►

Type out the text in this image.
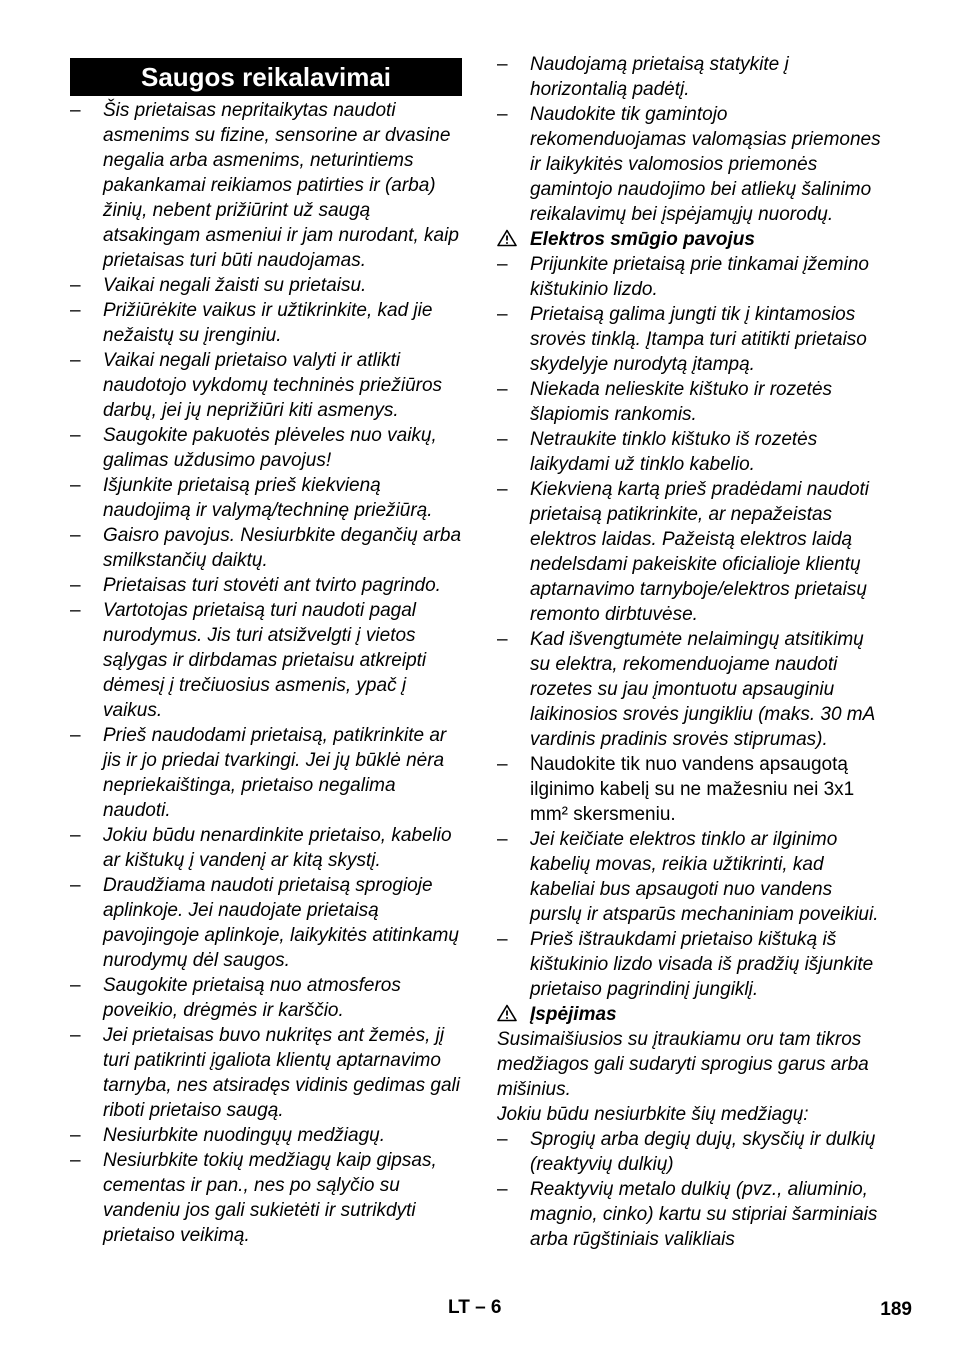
Saugos reikalavimai
– Šis prietaisas nepritaikytas naudoti asmenims su fizine, sensorine ar dvasine negalia arba asmenims, neturintiems pakankamai reikiamos patirties ir (arba) žinių, nebent prižiūrint už saugą atsakingam asmeniui ir jam nurodant, kaip prietaisas turi būti naudojamas.
– Vaikai negali žaisti su prietaisu.
– Prižiūrėkite vaikus ir užtikrinkite, kad jie nežaistų su įrenginiu.
– Vaikai negali prietaiso valyti ir atlikti naudotojo vykdomų techninės priežiūros darbų, jei jų neprižiūri kiti asmenys.
– Saugokite pakuotės plėveles nuo vaikų, galimas uždusimo pavojus!
– Išjunkite prietaisą prieš kiekvieną naudojimą ir valymą/techninę priežiūrą.
– Gaisro pavojus. Nesiurbkite degančių arba smilkstančių daiktų.
– Prietaisas turi stovėti ant tvirto pagrindo.
– Vartotojas prietaisą turi naudoti pagal nurodymus. Jis turi atsižvelgti į vietos sąlygas ir dirbdamas prietaisu atkreipti dėmesį į trečiuosius asmenis, ypač į vaikus.
– Prieš naudodami prietaisą, patikrinkite ar jis ir jo priedai tvarkingi. Jei jų būklė nėra nepriekaištinga, prietaiso negalima naudoti.
– Jokiu būdu nenardinkite prietaiso, kabelio ar kištukų į vandenį ar kitą skystį.
– Draudžiama naudoti prietaisą sprogioje aplinkoje. Jei naudojate prietaisą pavojingoje aplinkoje, laikykitės atitinkamų nurodymų dėl saugos.
– Saugokite prietaisą nuo atmosferos poveikio, drėgmės ir karščio.
– Jei prietaisas buvo nukritęs ant žemės, jį turi patikrinti įgaliota klientų aptarnavimo tarnyba, nes atsiradęs vidinis gedimas gali riboti prietaiso saugą.
– Nesiurbkite nuodingųų medžiagų.
– Nesiurbkite tokių medžiagų kaip gipsas, cementas ir pan., nes po sąlyčio su vandeniu jos gali sukietėti ir sutrikdyti prietaiso veikimą.
– Naudojamą prietaisą statykite į horizontalią padėtį.
– Naudokite tik gamintojo rekomenduojamas valomąsias priemones ir laikykitės valomosios priemonės gamintojo naudojimo bei atliekų šalinimo reikalavimų bei įspėjamųjų nuorodų.
Elektros smūgio pavojus
– Prijunkite prietaisą prie tinkamai įžemino kištukinio lizdo.
– Prietaisą galima jungti tik į kintamosios srovės tinklą. Įtampa turi atitikti prietaiso skydelyje nurodytą įtampą.
– Niekada nelieskite kištuko ir rozetės šlapiomis rankomis.
– Netraukite tinklo kištuko iš rozetės laikydami už tinklo kabelio.
– Kiekvieną kartą prieš pradėdami naudoti prietaisą patikrinkite, ar nepažeistas elektros laidas. Pažeistą elektros laidą nedelsdami pakeiskite oficialioje klientų aptarnavimo tarnyboje/elektros prietaisų remonto dirbtuvėse.
– Kad išvengtumėte nelaimingų atsitikimų su elektra, rekomenduojame naudoti rozetes su jau įmontuotu apsauginiu laikinosios srovės jungikliu (maks. 30 mA vardinis pradinis srovės stiprumas).
– Naudokite tik nuo vandens apsaugotą ilginimo kabelį su ne mažesniu nei 3x1 mm² skersmeniu.
– Jei keičiate elektros tinklo ar ilginimo kabelių movas, reikia užtikrinti, kad kabeliai bus apsaugoti nuo vandens purslų ir atsparūs mechaniniam poveikiui.
– Prieš ištraukdami prietaiso kištuką iš kištukinio lizdo visada iš pradžių išjunkite prietaiso pagrindinį jungiklį.
Įspėjimas

Susimaišiusios su įtraukiamu oru tam tikros medžiagos gali sudaryti sprogius garus arba mišinius.

Jokiu būdu nesiurbkite šių medžiagų:

– Sprogių arba degių dujų, skysčių ir dulkių (reaktyvių dulkių)
– Reaktyvių metalo dulkių (pvz., aliuminio, magnio, cinko) kartu su stipriai šarminiais arba rūgštiniais valikliais
LT – 6	189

◄

EXERCISE TASK ▸ Pick each line holding the word "naudoti" out of the data and copy it.

IN RESPONSE ▸
– Šis prietaisas nepritaikytas naudoti asmenims su fizine, sensorine ar dvasine negalia arba asmenims, neturintiems pakankamai reikiamos patirties ir (arba) žinių, nebent prižiūrint už saugą atsakingam asmeniui ir jam nurodant, kaip prietaisas turi būti naudojamas.
– Vartotojas prietaisą turi naudoti pagal nurodymus. Jis turi atsižvelgti į vietos sąlygas ir dirbdamas prietaisu atkreipti dėmesį į trečiuosius asmenis, ypač į vaikus.
– Prieš naudodami prietaisą, patikrinkite ar jis ir jo priedai tvarkingi. Jei jų būklė nėra nepriekaištinga, prietaiso negalima naudoti.
– Draudžiama naudoti prietaisą sprogioje aplinkoje. Jei naudojate prietaisą pavojingoje aplinkoje, laikykitės atitinkamų nurodymų dėl saugos.
– Kiekvieną kartą prieš pradėdami naudoti prietaisą patikrinkite, ar nepažeistas elektros laidas. Pažeistą elektros laidą nedelsdami pakeiskite oficialioje klientų aptarnavimo tarnyboje/elektros prietaisų remonto dirbtuvėse.
– Kad išvengtumėte nelaimingų atsitikimų su elektra, rekomenduojame naudoti rozetes su jau įmontuotu apsauginiu laikinosios srovės jungikliu (maks. 30 mA vardinis pradinis srovės stiprumas).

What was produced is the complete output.